• Task goal:
Return every line of the records below verbatim, leaving out the pictures.

## START Data shown

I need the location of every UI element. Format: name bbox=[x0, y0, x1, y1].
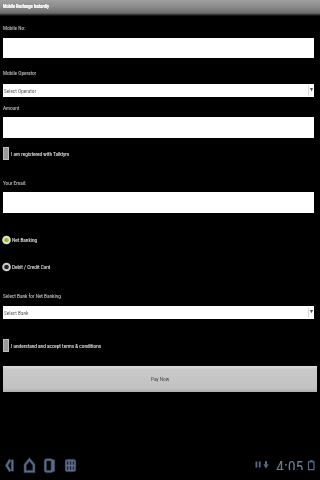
button[interactable]: I understand and accept terms & conditio… bbox=[0, 339, 320, 352]
button[interactable]: I am registered with Talktym bbox=[0, 147, 320, 160]
staticText: Debit / Credit Card bbox=[12, 264, 51, 270]
staticText: Mobile Operator bbox=[3, 70, 37, 76]
staticText: Net Banking bbox=[12, 237, 38, 243]
button[interactable]: All apps bbox=[63, 455, 78, 475]
staticText: Amount bbox=[3, 105, 20, 111]
button[interactable]: Select Bank bbox=[3, 306, 314, 319]
staticText: Your Email: bbox=[3, 180, 27, 186]
button[interactable]: Pay Now bbox=[3, 366, 317, 392]
button[interactable]: Select Operator bbox=[3, 84, 314, 97]
staticText: Mobile No: bbox=[3, 25, 26, 31]
staticText: 4:05 bbox=[276, 458, 304, 470]
button[interactable]: Net Banking bbox=[0, 234, 320, 246]
staticText: I understand and accept terms & conditio… bbox=[11, 343, 102, 349]
staticText: Pay Now bbox=[151, 376, 170, 382]
staticText: I am registered with Talktym bbox=[11, 151, 70, 157]
staticText: Select Operator bbox=[4, 88, 36, 94]
button[interactable]: Recent apps bbox=[42, 455, 57, 475]
button[interactable]: Debit / Credit Card bbox=[0, 261, 320, 273]
button[interactable]: Back bbox=[2, 455, 17, 475]
staticText: Select Bank bbox=[4, 310, 29, 316]
button[interactable]: Home bbox=[22, 455, 37, 475]
staticText: Mobile Recharge Instantly bbox=[3, 4, 49, 9]
staticText: Select Bank for Net Banking bbox=[3, 293, 61, 299]
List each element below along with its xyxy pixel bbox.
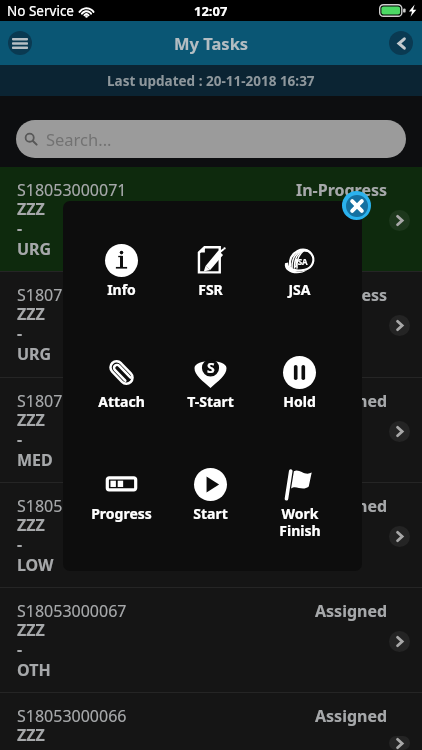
- staticText: -: [17, 322, 23, 344]
- staticText: Hold: [283, 392, 316, 411]
- staticText: S18070000069: [17, 390, 127, 412]
- staticText: Search...: [46, 128, 112, 150]
- staticText: Work Finish: [279, 504, 321, 540]
- staticText: No Service: [7, 2, 74, 20]
- staticText: URG: [17, 343, 52, 365]
- button[interactable]: JSA: [259, 244, 340, 299]
- button[interactable]: Attach: [81, 356, 162, 411]
- staticText: Assigned: [315, 495, 388, 517]
- staticText: 12:07: [194, 2, 228, 20]
- staticText: OTH: [17, 659, 51, 681]
- staticText: URG: [17, 238, 52, 260]
- staticText: S18050000068: [17, 495, 127, 517]
- staticText: ZZZ: [17, 619, 45, 641]
- button[interactable]: Work Finish: [259, 468, 340, 540]
- button[interactable]: Start: [170, 468, 251, 523]
- button[interactable]: Hold: [259, 356, 340, 411]
- staticText: ZZZ: [17, 724, 45, 746]
- button[interactable]: S18053000067: [0, 588, 422, 693]
- staticText: -: [17, 217, 23, 239]
- staticText: Attach: [98, 392, 145, 411]
- staticText: Assigned: [315, 600, 388, 622]
- button[interactable]: FSR: [170, 244, 251, 299]
- staticText: JSA: [288, 280, 311, 299]
- staticText: Info: [107, 280, 136, 299]
- staticText: Assigned: [315, 705, 388, 727]
- staticText: S18053000071: [17, 179, 127, 201]
- staticText: ZZZ: [17, 514, 45, 536]
- staticText: In-Progress: [296, 284, 388, 306]
- button[interactable]: Back: [389, 31, 413, 55]
- staticText: ZZZ: [17, 303, 45, 325]
- staticText: T-Start: [187, 392, 234, 411]
- staticText: ZZZ: [17, 409, 45, 431]
- button[interactable]: S18050000068: [0, 483, 422, 588]
- staticText: ZZZ: [17, 198, 45, 220]
- staticText: FSR: [198, 280, 223, 299]
- staticText: S18053000066: [17, 705, 127, 727]
- staticText: Progress: [91, 504, 152, 523]
- staticText: In-Progress: [296, 179, 388, 201]
- button[interactable]: S18070000069: [0, 378, 422, 483]
- staticText: JSA: [295, 256, 308, 267]
- staticText: LOW: [17, 554, 54, 576]
- staticText: Last updated : 20-11-2018 16:37: [107, 72, 315, 90]
- staticText: MED: [17, 449, 53, 471]
- button[interactable]: Progress: [81, 468, 162, 523]
- staticText: -: [17, 638, 23, 660]
- button[interactable]: Close: [342, 191, 371, 220]
- button[interactable]: S18053000066: [0, 693, 422, 750]
- staticText: -: [17, 428, 23, 450]
- staticText: S18070000070: [17, 284, 127, 306]
- staticText: S18053000067: [17, 600, 127, 622]
- staticText: -: [17, 533, 23, 555]
- button[interactable]: Search...: [16, 120, 406, 158]
- staticText: Start: [193, 504, 228, 523]
- button[interactable]: Info: [81, 244, 162, 299]
- button[interactable]: S18053000071: [0, 167, 422, 272]
- staticText: S: [207, 358, 215, 377]
- staticText: Assigned: [315, 390, 388, 412]
- button[interactable]: Menu: [8, 31, 32, 55]
- button[interactable]: S18070000070: [0, 272, 422, 378]
- staticText: My Tasks: [174, 32, 249, 54]
- button[interactable]: S: [170, 356, 251, 411]
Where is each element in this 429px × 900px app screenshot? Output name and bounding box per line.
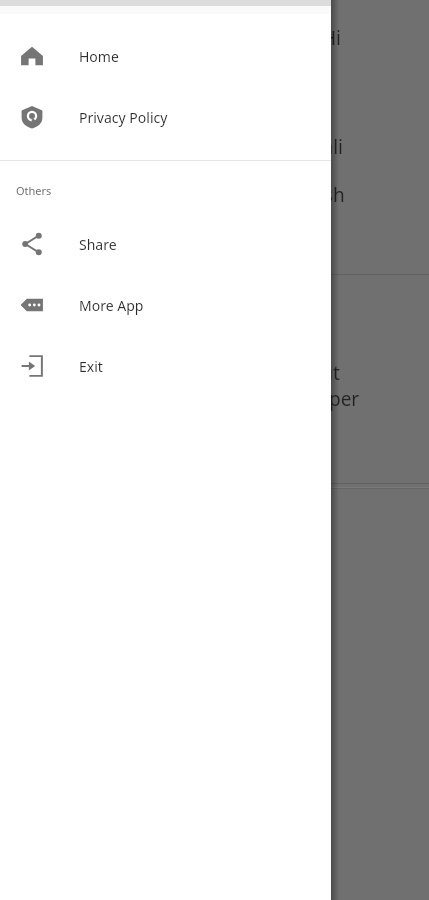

## END Data shown

• Expected answer:
I need the location of every UI element. Format: name bbox=[x0, y0, x1, y1].
button[interactable]: I understand and accept terms & conditio… bbox=[0, 339, 320, 352]
button[interactable]: I am registered with Talktym bbox=[0, 147, 320, 160]
staticText: Debit / Credit Card bbox=[12, 264, 51, 270]
staticText: Mobile Operator bbox=[3, 70, 37, 76]
staticText: Net Banking bbox=[12, 237, 38, 243]
button[interactable]: All apps bbox=[63, 455, 78, 475]
staticText: Amount bbox=[3, 105, 20, 111]
button[interactable]: Select Bank bbox=[3, 306, 314, 319]
staticText: Your Email: bbox=[3, 180, 27, 186]
button[interactable]: Pay Now bbox=[3, 366, 317, 392]
button[interactable]: Select Operator bbox=[3, 84, 314, 97]
staticText: Mobile No: bbox=[3, 25, 26, 31]
staticText: 4:05 bbox=[276, 458, 304, 470]
button[interactable]: Net Banking bbox=[0, 234, 320, 246]
staticText: I understand and accept terms & conditio… bbox=[11, 343, 102, 349]
staticText: Pay Now bbox=[151, 376, 170, 382]
staticText: I am registered with Talktym bbox=[11, 151, 70, 157]
staticText: Select Operator bbox=[4, 88, 36, 94]
button[interactable]: Recent apps bbox=[42, 455, 57, 475]
button[interactable]: Debit / Credit Card bbox=[0, 261, 320, 273]
button[interactable]: Back bbox=[2, 455, 17, 475]
staticText: Select Bank bbox=[4, 310, 29, 316]
button[interactable]: Home bbox=[22, 455, 37, 475]
staticText: Mobile Recharge Instantly bbox=[3, 4, 49, 9]
staticText: Select Bank for Net Banking bbox=[3, 293, 61, 299]
List each element below along with its xyxy pixel bbox.
- staticText: -: [17, 322, 23, 344]
- staticText: Hold: [283, 392, 316, 411]
- staticText: S18070000069: [17, 390, 127, 412]
- staticText: Search...: [46, 128, 112, 150]
- staticText: Work Finish: [279, 504, 321, 540]
- staticText: No Service: [7, 2, 74, 20]
- staticText: URG: [17, 343, 52, 365]
- button[interactable]: JSA: [259, 244, 340, 299]
- button[interactable]: Attach: [81, 356, 162, 411]
- staticText: Assigned: [315, 495, 388, 517]
- staticText: 12:07: [194, 2, 228, 20]
- staticText: OTH: [17, 659, 51, 681]
- staticText: URG: [17, 238, 52, 260]
- staticText: S18050000068: [17, 495, 127, 517]
- staticText: ZZZ: [17, 619, 45, 641]
- button[interactable]: Work Finish: [259, 468, 340, 540]
- button[interactable]: Start: [170, 468, 251, 523]
- button[interactable]: Hold: [259, 356, 340, 411]
- staticText: ZZZ: [17, 724, 45, 746]
- button[interactable]: S18053000067: [0, 588, 422, 693]
- staticText: -: [17, 217, 23, 239]
- staticText: Attach: [98, 392, 145, 411]
- staticText: Assigned: [315, 600, 388, 622]
- button[interactable]: FSR: [170, 244, 251, 299]
- staticText: JSA: [288, 280, 311, 299]
- staticText: Info: [107, 280, 136, 299]
- staticText: Assigned: [315, 705, 388, 727]
- staticText: S18053000071: [17, 179, 127, 201]
- staticText: ZZZ: [17, 514, 45, 536]
- staticText: In-Progress: [296, 284, 388, 306]
- button[interactable]: Back: [389, 31, 413, 55]
- staticText: ZZZ: [17, 303, 45, 325]
- staticText: T-Start: [187, 392, 234, 411]
- staticText: ZZZ: [17, 409, 45, 431]
- button[interactable]: S18050000068: [0, 483, 422, 588]
- staticText: ZZZ: [17, 198, 45, 220]
- staticText: FSR: [198, 280, 223, 299]
- staticText: S18053000066: [17, 705, 127, 727]
- staticText: Progress: [91, 504, 152, 523]
- staticText: In-Progress: [296, 179, 388, 201]
- button[interactable]: S18070000069: [0, 378, 422, 483]
- staticText: JSA: [295, 256, 308, 267]
- staticText: LOW: [17, 554, 54, 576]
- staticText: Last updated : 20-11-2018 16:37: [107, 72, 315, 90]
- staticText: MED: [17, 449, 53, 471]
- button[interactable]: Progress: [81, 468, 162, 523]
- staticText: -: [17, 638, 23, 660]
- button[interactable]: Close: [342, 191, 371, 220]
- button[interactable]: S18053000066: [0, 693, 422, 750]
- staticText: -: [17, 428, 23, 450]
- staticText: S18070000070: [17, 284, 127, 306]
- staticText: S18053000067: [17, 600, 127, 622]
- staticText: -: [17, 533, 23, 555]
- button[interactable]: Search...: [16, 120, 406, 158]
- staticText: Start: [193, 504, 228, 523]
- button[interactable]: Info: [81, 244, 162, 299]
- button[interactable]: S18053000071: [0, 167, 422, 272]
- staticText: S: [207, 358, 215, 377]
- staticText: Assigned: [315, 390, 388, 412]
- button[interactable]: Menu: [8, 31, 32, 55]
- button[interactable]: S18070000070: [0, 272, 422, 378]
- staticText: My Tasks: [174, 32, 249, 54]
- button[interactable]: S: [170, 356, 251, 411]
Where is each element in this 429px × 900px app screenshot? Output name and bounding box per line.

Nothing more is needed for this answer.